• Collected data entries:
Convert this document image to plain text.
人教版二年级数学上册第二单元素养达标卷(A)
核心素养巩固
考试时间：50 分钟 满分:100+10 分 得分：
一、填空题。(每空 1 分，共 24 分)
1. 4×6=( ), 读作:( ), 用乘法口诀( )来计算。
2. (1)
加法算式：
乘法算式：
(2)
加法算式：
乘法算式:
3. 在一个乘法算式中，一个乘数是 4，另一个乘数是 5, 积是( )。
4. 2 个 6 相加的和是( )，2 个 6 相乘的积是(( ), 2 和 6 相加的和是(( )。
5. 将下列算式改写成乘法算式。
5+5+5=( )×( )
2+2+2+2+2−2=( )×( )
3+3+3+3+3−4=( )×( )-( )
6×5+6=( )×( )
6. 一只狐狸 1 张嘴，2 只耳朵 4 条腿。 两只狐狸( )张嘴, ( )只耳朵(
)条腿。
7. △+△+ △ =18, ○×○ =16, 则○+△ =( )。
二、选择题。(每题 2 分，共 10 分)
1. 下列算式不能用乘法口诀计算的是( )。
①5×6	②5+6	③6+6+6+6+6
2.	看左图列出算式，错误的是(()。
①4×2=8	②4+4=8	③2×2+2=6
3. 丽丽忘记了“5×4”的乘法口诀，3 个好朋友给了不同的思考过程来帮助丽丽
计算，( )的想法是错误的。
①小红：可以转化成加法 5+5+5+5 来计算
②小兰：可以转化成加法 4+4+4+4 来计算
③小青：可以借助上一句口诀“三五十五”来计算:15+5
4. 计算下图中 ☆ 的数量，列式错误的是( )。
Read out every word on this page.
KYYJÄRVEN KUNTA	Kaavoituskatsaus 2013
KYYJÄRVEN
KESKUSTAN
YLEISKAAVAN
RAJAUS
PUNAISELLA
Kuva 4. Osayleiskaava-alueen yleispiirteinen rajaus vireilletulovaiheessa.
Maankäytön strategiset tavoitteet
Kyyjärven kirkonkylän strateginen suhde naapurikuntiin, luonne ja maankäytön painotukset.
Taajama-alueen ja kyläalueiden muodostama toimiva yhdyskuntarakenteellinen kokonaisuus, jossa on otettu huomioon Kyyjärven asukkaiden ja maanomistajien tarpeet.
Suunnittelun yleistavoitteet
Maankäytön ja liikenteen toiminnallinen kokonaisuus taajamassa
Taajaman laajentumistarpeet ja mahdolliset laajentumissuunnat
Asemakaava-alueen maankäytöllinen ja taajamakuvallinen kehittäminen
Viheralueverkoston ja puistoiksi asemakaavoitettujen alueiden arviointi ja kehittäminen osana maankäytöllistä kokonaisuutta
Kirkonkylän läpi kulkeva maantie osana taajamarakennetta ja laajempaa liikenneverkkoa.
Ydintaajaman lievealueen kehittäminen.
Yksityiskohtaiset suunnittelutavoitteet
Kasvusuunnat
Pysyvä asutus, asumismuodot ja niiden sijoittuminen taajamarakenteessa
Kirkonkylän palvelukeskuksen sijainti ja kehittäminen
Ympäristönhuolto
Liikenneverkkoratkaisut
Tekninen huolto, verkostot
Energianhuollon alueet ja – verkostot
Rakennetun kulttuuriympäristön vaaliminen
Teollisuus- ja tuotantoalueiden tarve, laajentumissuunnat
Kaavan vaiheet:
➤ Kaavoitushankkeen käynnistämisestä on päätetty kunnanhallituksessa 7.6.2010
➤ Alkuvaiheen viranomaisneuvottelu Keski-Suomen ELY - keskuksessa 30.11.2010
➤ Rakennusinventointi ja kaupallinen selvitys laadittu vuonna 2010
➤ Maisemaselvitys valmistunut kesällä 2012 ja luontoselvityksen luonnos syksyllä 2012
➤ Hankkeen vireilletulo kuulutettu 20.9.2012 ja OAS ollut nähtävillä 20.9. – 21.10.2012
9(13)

• EXERCISE:
Filter the records above for "可以转化成加法" and copy every matching line.

• WRITTEN RESPONSE:
①小红：可以转化成加法 5+5+5+5 来计算
②小兰：可以转化成加法 4+4+4+4 来计算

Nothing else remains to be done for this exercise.